Data records
--*--
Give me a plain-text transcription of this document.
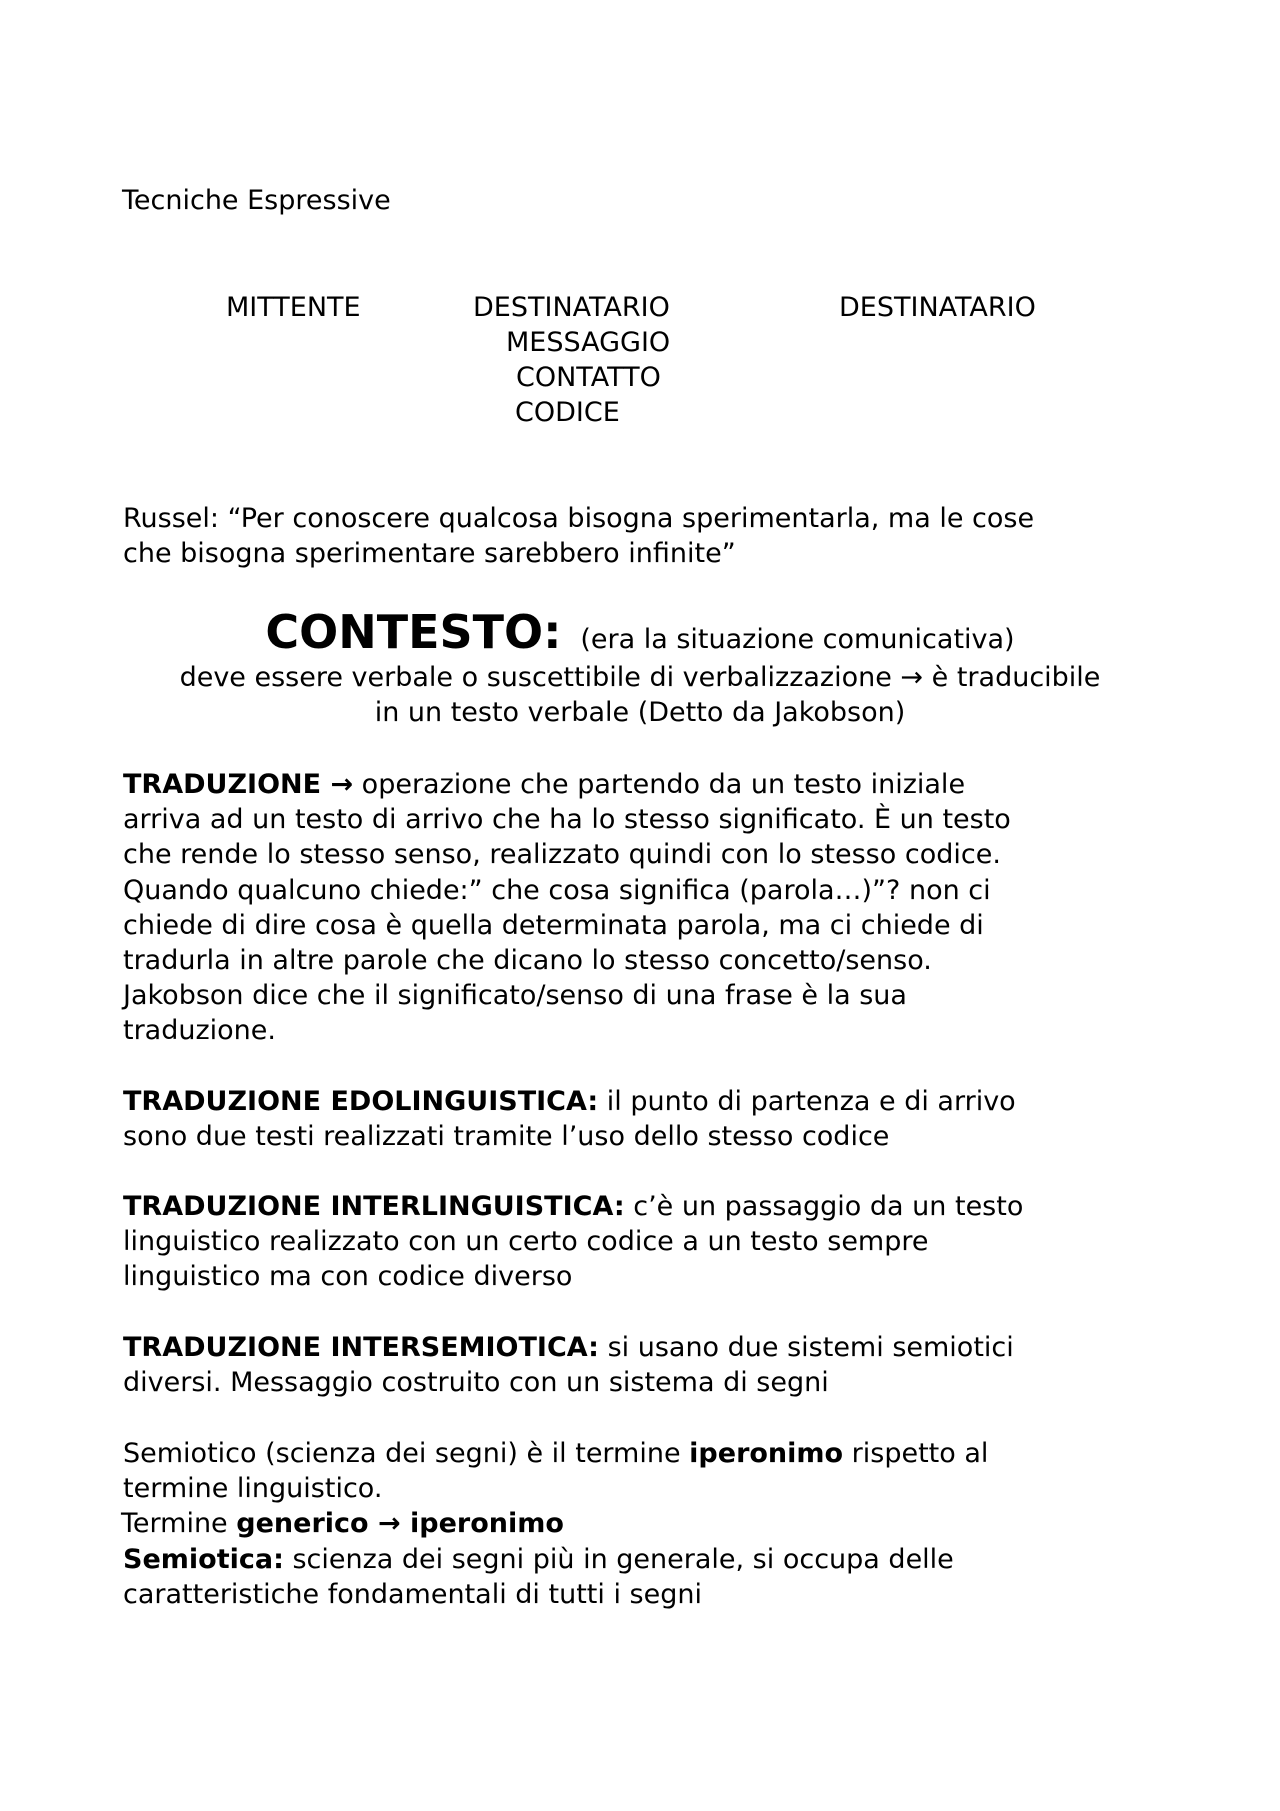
Tecniche Espressive
MITTENTE	DESTINATARIO	DESTINATARIO
MESSAGGIO
CONTATTO
CODICE
Russel: “Per conoscere qualcosa bisogna sperimentarla, ma le cose
che bisogna sperimentare sarebbero infinite”
CONTESTO: (era la situazione comunicativa)
deve essere verbale o suscettibile di verbalizzazione → è traducibile
in un testo verbale (Detto da Jakobson)
TRADUZIONE → operazione che partendo da un testo iniziale
arriva ad un testo di arrivo che ha lo stesso significato. È un testo
che rende lo stesso senso, realizzato quindi con lo stesso codice.
Quando qualcuno chiede:” che cosa significa (parola…)”? non ci
chiede di dire cosa è quella determinata parola, ma ci chiede di
tradurla in altre parole che dicano lo stesso concetto/senso.
Jakobson dice che il significato/senso di una frase è la sua
traduzione.
TRADUZIONE EDOLINGUISTICA: il punto di partenza e di arrivo
sono due testi realizzati tramite l’uso dello stesso codice
TRADUZIONE INTERLINGUISTICA: c’è un passaggio da un testo
linguistico realizzato con un certo codice a un testo sempre
linguistico ma con codice diverso
TRADUZIONE INTERSEMIOTICA: si usano due sistemi semiotici
diversi. Messaggio costruito con un sistema di segni
Semiotico (scienza dei segni) è il termine iperonimo rispetto al
termine linguistico.
Termine generico → iperonimo
Semiotica: scienza dei segni più in generale, si occupa delle
caratteristiche fondamentali di tutti i segni
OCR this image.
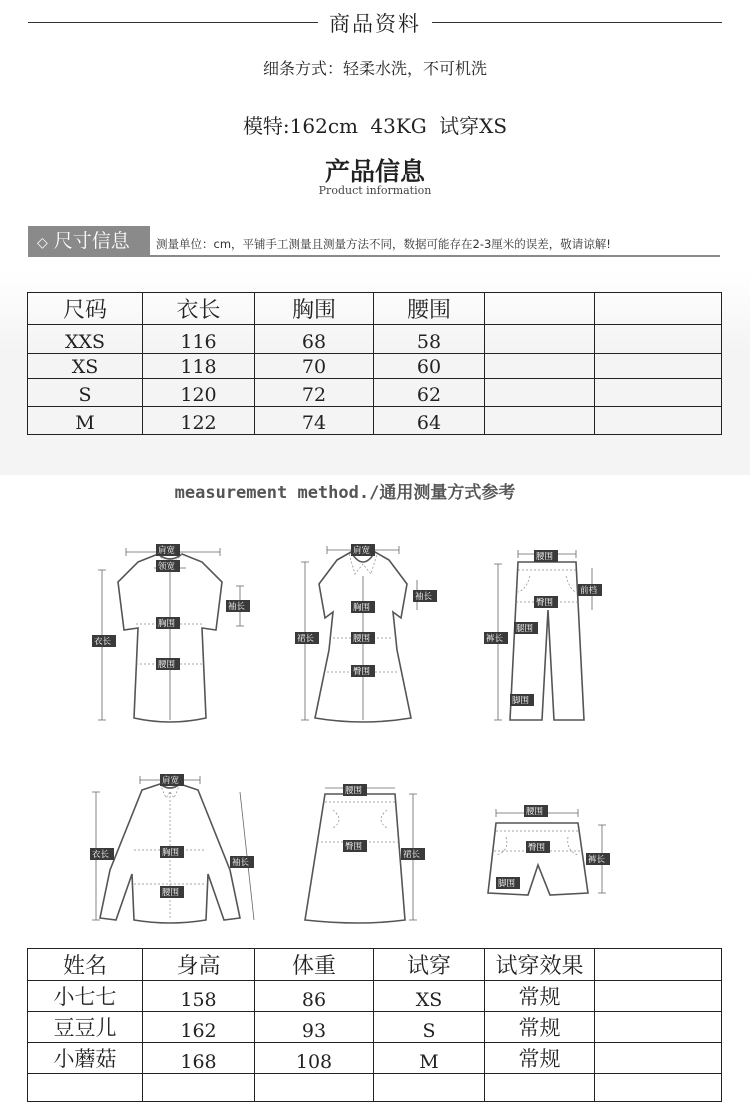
商品资料
细条方式：轻柔水洗，不可机洗
模特:162cm 43KG 试穿XS
产品信息
Product information
◇ 尺寸信息	测量单位：cm，平铺手工测量且测量方法不同，数据可能存在2-3厘米的误差，敬请谅解!
尺码	衣长	胸围	腰围		
XXS	116	68	58		
XS	118	70	60		
S	120	72	62		
M	122	74	64		
measurement method./通用测量方式参考
肩宽
领宽
袖长
衣长
胸围
腰围
肩宽
袖长
裙长
胸围
腰围
臀围
腰围
前档
裤长
臀围
腿围
脚围
肩宽
衣长	胸围
袖长
腰围
腰围
臀围
裙长
腰围
臀围
裤长
脚围
姓名	身高	体重	试穿	试穿效果	
小七七	158	86	XS	常规	
豆豆儿	162	93	S	常规	
小蘑菇	168	108	M	常规	
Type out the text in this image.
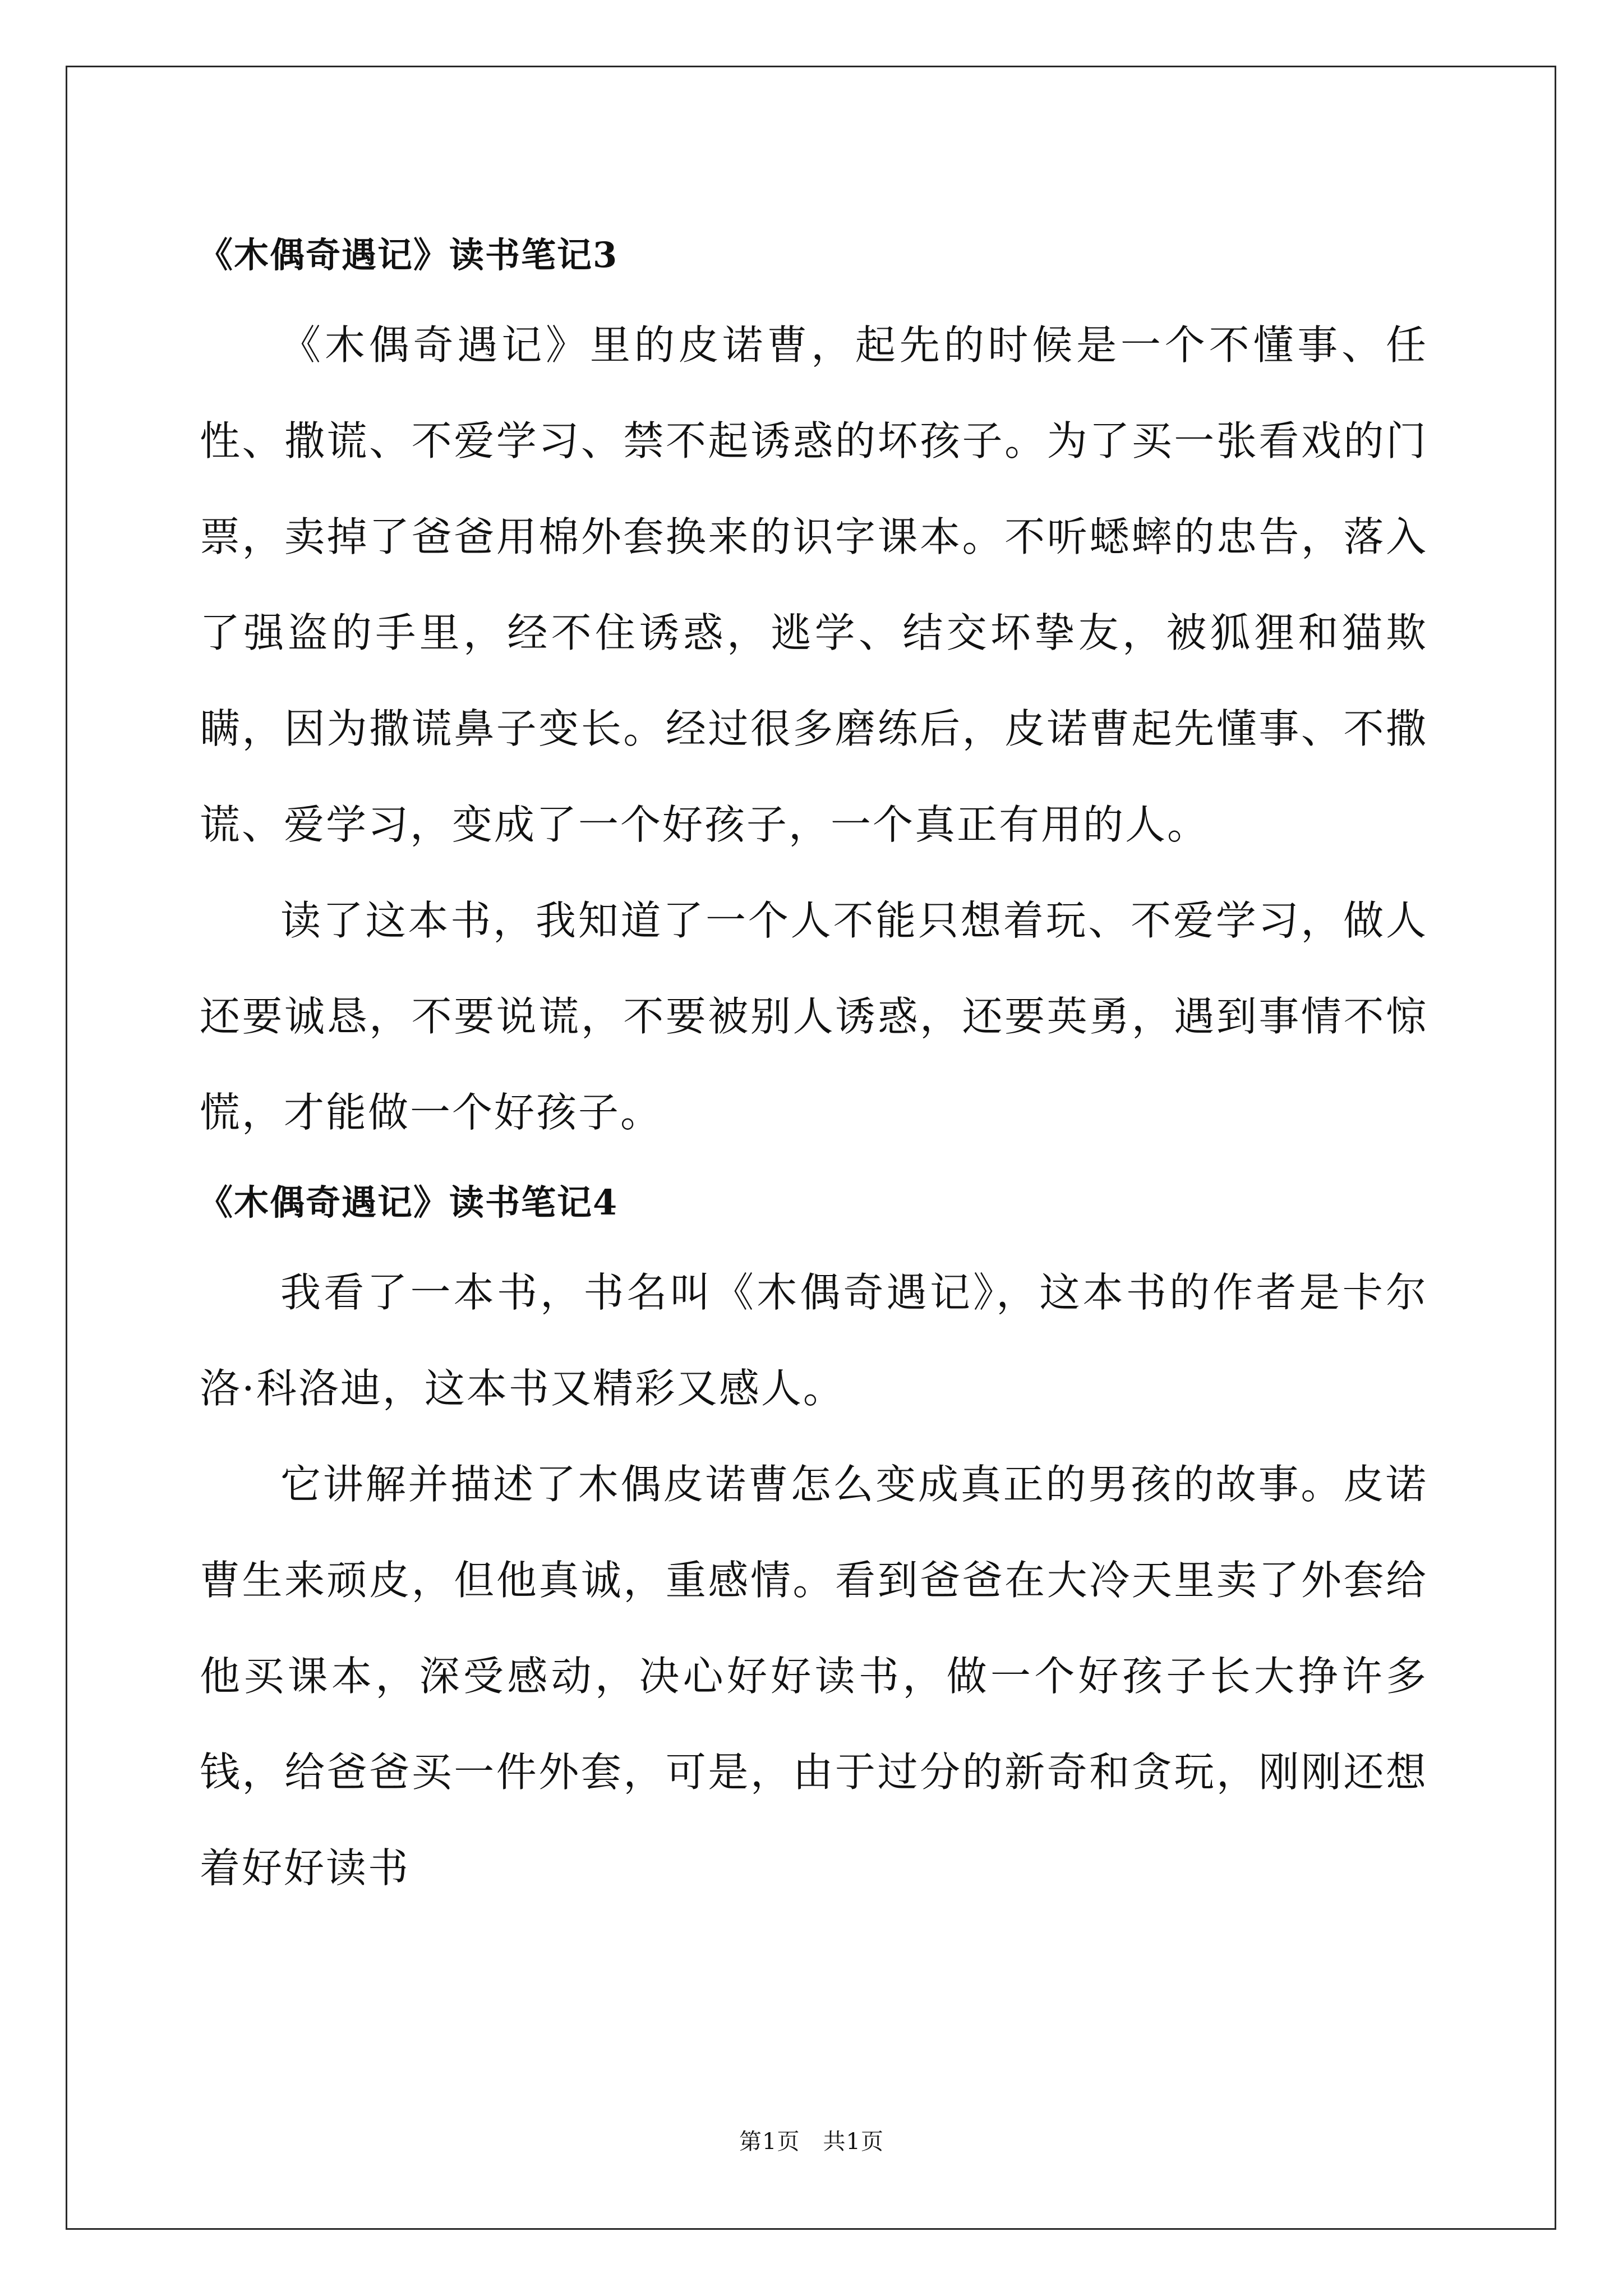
《木偶奇遇记》读书笔记3

《木偶奇遇记》里的皮诺曹，起先的时候是一个不懂事、任性、撒谎、不爱学习、禁不起诱惑的坏孩子。为了买一张看戏的门票，卖掉了爸爸用棉外套换来的识字课本。不听蟋蟀的忠告，落入了强盗的手里，经不住诱惑，逃学、结交坏挚友，被狐狸和猫欺瞒，因为撒谎鼻子变长。经过很多磨练后，皮诺曹起先懂事、不撒谎、爱学习，变成了一个好孩子，一个真正有用的人。

读了这本书，我知道了一个人不能只想着玩、不爱学习，做人还要诚恳，不要说谎，不要被别人诱惑，还要英勇，遇到事情不惊慌，才能做一个好孩子。

《木偶奇遇记》读书笔记4

我看了一本书，书名叫《木偶奇遇记》，这本书的作者是卡尔洛·科洛迪，这本书又精彩又感人。

它讲解并描述了木偶皮诺曹怎么变成真正的男孩的故事。皮诺曹生来顽皮，但他真诚，重感情。看到爸爸在大冷天里卖了外套给他买课本，深受感动，决心好好读书，做一个好孩子长大挣许多钱，给爸爸买一件外套，可是，由于过分的新奇和贪玩，刚刚还想着好好读书

第1页　共1页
--*--
Repeat the entries exactly. Pictures are excluded from the copy.

- _RESULT OF THIS TASK_
Give me a plain-text transcription of this document.
Tecniche Espressive
MITTENTE	DESTINATARIO	DESTINATARIO
MESSAGGIO
CONTATTO
CODICE
Russel: “Per conoscere qualcosa bisogna sperimentarla, ma le cose
che bisogna sperimentare sarebbero infinite”
CONTESTO: (era la situazione comunicativa)
deve essere verbale o suscettibile di verbalizzazione → è traducibile
in un testo verbale (Detto da Jakobson)
TRADUZIONE → operazione che partendo da un testo iniziale
arriva ad un testo di arrivo che ha lo stesso significato. È un testo
che rende lo stesso senso, realizzato quindi con lo stesso codice.
Quando qualcuno chiede:” che cosa significa (parola…)”? non ci
chiede di dire cosa è quella determinata parola, ma ci chiede di
tradurla in altre parole che dicano lo stesso concetto/senso.
Jakobson dice che il significato/senso di una frase è la sua
traduzione.
TRADUZIONE EDOLINGUISTICA: il punto di partenza e di arrivo
sono due testi realizzati tramite l’uso dello stesso codice
TRADUZIONE INTERLINGUISTICA: c’è un passaggio da un testo
linguistico realizzato con un certo codice a un testo sempre
linguistico ma con codice diverso
TRADUZIONE INTERSEMIOTICA: si usano due sistemi semiotici
diversi. Messaggio costruito con un sistema di segni
Semiotico (scienza dei segni) è il termine iperonimo rispetto al
termine linguistico.
Termine generico → iperonimo
Semiotica: scienza dei segni più in generale, si occupa delle
caratteristiche fondamentali di tutti i segni
OCR this image.
商品资料
细条方式：轻柔水洗，不可机洗
模特:162cm 43KG 试穿XS
产品信息
Product information
◇ 尺寸信息	测量单位：cm，平铺手工测量且测量方法不同，数据可能存在2-3厘米的误差，敬请谅解!
尺码	衣长	胸围	腰围		
XXS	116	68	58		
XS	118	70	60		
S	120	72	62		
M	122	74	64		
measurement method./通用测量方式参考
肩宽
领宽
袖长
衣长
胸围
腰围
肩宽
袖长
裙长
胸围
腰围
臀围
腰围
前档
裤长
臀围
腿围
脚围
肩宽
衣长	胸围
袖长
腰围
腰围
臀围
裙长
腰围
臀围
裤长
脚围
姓名	身高	体重	试穿	试穿效果	
小七七	158	86	XS	常规	
豆豆儿	162	93	S	常规	
小蘑菇	168	108	M	常规	
Type out the text in this image.
《木偶奇遇记》读书笔记3

《木偶奇遇记》里的皮诺曹，起先的时候是一个不懂事、任性、撒谎、不爱学习、禁不起诱惑的坏孩子。为了买一张看戏的门票，卖掉了爸爸用棉外套换来的识字课本。不听蟋蟀的忠告，落入了强盗的手里，经不住诱惑，逃学、结交坏挚友，被狐狸和猫欺瞒，因为撒谎鼻子变长。经过很多磨练后，皮诺曹起先懂事、不撒谎、爱学习，变成了一个好孩子，一个真正有用的人。

读了这本书，我知道了一个人不能只想着玩、不爱学习，做人还要诚恳，不要说谎，不要被别人诱惑，还要英勇，遇到事情不惊慌，才能做一个好孩子。

《木偶奇遇记》读书笔记4

我看了一本书，书名叫《木偶奇遇记》，这本书的作者是卡尔洛·科洛迪，这本书又精彩又感人。

它讲解并描述了木偶皮诺曹怎么变成真正的男孩的故事。皮诺曹生来顽皮，但他真诚，重感情。看到爸爸在大冷天里卖了外套给他买课本，深受感动，决心好好读书，做一个好孩子长大挣许多钱，给爸爸买一件外套，可是，由于过分的新奇和贪玩，刚刚还想着好好读书

第1页　共1页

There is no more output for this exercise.